> Aim: Where a line holds "Unió", copy it.

> Provided records:
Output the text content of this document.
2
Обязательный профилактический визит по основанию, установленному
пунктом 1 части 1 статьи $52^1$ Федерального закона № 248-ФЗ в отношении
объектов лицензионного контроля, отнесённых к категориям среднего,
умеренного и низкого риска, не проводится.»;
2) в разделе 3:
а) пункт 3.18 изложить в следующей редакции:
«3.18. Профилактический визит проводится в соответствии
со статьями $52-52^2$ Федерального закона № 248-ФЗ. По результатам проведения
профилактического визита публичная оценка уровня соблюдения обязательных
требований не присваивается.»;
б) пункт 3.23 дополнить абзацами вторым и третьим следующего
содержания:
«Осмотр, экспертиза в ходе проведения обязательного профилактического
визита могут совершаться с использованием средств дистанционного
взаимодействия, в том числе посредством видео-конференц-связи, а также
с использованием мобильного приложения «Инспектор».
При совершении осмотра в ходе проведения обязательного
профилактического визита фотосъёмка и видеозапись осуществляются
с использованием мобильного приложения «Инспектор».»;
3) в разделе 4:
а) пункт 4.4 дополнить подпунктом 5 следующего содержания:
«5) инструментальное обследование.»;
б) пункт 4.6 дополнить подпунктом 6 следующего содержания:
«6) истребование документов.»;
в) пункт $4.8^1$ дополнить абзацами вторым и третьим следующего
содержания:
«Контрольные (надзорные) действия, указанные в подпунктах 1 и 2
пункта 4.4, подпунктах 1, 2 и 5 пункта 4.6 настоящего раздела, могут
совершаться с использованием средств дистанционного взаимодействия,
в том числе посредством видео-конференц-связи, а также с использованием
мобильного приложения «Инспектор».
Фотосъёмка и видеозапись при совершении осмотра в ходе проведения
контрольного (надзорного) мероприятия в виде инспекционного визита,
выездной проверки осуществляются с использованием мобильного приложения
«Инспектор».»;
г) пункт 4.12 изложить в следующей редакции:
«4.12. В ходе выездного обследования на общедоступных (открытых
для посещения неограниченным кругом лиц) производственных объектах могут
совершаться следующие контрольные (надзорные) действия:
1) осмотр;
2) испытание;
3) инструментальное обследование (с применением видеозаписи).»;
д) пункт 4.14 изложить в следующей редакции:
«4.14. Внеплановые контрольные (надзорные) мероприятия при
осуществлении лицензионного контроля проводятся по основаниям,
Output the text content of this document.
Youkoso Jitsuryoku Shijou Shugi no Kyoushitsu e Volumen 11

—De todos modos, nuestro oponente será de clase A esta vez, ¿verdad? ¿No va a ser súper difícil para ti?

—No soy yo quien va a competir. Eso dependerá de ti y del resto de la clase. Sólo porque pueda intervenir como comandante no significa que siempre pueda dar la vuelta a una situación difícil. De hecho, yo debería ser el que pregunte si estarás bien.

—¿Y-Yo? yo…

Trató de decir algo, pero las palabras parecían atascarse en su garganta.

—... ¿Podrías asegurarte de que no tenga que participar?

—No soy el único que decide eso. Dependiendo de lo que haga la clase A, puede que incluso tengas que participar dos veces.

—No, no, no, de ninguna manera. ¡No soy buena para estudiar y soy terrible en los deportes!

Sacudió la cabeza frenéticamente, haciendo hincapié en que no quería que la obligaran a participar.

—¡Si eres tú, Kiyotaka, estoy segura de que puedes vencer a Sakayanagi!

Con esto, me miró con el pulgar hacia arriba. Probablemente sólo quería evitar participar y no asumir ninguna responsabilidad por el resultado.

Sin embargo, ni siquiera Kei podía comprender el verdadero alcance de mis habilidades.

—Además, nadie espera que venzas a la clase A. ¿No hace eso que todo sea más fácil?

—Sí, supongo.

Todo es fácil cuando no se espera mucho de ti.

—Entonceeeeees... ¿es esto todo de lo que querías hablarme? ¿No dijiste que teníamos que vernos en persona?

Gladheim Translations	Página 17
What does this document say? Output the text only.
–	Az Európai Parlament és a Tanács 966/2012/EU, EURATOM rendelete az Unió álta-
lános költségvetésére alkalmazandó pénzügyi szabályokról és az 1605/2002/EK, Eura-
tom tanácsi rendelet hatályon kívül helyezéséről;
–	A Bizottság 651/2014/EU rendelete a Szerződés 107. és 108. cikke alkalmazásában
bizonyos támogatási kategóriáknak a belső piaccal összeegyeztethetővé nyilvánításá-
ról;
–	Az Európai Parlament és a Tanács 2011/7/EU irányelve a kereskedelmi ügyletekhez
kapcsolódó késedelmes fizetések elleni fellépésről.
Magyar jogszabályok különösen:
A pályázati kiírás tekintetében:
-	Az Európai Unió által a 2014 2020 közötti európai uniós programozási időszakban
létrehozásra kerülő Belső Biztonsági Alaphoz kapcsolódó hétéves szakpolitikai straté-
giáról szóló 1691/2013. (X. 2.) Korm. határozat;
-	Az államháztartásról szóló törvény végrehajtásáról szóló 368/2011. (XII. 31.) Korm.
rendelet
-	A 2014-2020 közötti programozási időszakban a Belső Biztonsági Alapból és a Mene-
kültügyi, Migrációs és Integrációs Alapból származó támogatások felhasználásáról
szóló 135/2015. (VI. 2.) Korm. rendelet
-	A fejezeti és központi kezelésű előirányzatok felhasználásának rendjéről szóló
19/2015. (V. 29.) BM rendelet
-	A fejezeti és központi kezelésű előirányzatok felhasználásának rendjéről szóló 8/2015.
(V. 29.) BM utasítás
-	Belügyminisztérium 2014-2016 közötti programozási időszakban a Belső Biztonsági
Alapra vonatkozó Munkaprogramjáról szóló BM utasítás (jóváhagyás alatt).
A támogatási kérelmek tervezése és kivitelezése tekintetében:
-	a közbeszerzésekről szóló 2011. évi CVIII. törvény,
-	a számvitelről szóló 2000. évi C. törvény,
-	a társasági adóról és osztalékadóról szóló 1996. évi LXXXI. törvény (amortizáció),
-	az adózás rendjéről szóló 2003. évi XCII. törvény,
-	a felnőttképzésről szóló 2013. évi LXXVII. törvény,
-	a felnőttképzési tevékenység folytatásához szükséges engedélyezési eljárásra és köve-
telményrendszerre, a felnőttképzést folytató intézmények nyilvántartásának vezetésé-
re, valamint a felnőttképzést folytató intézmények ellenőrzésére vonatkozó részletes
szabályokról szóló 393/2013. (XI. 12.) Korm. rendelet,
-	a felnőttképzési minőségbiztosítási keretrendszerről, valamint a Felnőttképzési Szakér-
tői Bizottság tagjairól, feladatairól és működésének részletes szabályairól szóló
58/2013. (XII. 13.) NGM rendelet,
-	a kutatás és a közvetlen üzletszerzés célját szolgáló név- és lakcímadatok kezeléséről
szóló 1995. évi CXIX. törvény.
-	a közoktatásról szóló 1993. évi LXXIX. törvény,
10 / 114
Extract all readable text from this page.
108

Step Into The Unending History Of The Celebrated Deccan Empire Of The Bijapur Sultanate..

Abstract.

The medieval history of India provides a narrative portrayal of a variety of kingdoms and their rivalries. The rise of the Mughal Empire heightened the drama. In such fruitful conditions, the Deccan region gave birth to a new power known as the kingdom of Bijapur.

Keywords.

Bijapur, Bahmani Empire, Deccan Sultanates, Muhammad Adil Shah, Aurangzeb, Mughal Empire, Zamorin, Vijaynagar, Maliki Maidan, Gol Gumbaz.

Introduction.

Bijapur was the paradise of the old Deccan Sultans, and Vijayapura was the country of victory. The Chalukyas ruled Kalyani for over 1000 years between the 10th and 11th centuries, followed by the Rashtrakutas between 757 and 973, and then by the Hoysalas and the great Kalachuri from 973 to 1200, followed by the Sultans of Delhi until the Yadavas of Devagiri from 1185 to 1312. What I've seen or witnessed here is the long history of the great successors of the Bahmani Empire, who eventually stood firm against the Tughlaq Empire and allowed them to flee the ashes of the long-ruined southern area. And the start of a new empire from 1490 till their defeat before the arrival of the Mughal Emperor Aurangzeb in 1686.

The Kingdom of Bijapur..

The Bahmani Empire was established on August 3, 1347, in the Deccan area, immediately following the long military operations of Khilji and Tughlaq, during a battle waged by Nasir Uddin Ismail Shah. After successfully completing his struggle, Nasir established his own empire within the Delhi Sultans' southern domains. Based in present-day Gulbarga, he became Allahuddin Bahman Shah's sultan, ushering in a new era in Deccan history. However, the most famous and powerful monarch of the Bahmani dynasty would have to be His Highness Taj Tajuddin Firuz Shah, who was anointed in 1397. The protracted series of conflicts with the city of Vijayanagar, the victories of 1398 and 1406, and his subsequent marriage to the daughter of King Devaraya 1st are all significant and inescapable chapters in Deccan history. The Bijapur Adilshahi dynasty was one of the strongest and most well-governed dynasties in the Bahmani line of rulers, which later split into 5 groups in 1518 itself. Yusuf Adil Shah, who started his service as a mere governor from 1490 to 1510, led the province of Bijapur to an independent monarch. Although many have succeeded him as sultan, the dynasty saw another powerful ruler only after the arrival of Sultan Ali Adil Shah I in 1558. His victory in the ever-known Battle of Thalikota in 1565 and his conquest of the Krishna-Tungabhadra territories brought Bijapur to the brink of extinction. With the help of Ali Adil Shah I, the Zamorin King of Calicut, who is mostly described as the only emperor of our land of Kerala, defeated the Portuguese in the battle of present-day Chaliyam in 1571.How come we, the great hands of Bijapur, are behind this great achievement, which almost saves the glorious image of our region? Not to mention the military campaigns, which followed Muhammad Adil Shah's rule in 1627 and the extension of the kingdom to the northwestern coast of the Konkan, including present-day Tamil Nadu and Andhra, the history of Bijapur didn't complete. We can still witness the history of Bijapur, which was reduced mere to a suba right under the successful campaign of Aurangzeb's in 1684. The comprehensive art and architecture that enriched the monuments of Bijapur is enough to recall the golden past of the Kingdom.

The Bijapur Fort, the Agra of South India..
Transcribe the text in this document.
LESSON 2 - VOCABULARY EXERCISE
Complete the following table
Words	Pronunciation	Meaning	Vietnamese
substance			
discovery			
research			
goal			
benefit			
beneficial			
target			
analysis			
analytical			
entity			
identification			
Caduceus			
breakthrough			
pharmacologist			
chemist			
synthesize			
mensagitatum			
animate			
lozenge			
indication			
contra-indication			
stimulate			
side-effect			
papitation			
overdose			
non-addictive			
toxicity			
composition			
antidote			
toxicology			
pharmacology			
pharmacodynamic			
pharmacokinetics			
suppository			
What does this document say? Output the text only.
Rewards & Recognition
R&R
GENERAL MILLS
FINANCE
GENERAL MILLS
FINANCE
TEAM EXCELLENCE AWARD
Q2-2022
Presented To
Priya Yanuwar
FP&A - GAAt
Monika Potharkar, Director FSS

> Output below:
–	Az Európai Parlament és a Tanács 966/2012/EU, EURATOM rendelete az Unió álta-
-	Az Európai Unió által a 2014 2020 közötti európai uniós programozási időszakban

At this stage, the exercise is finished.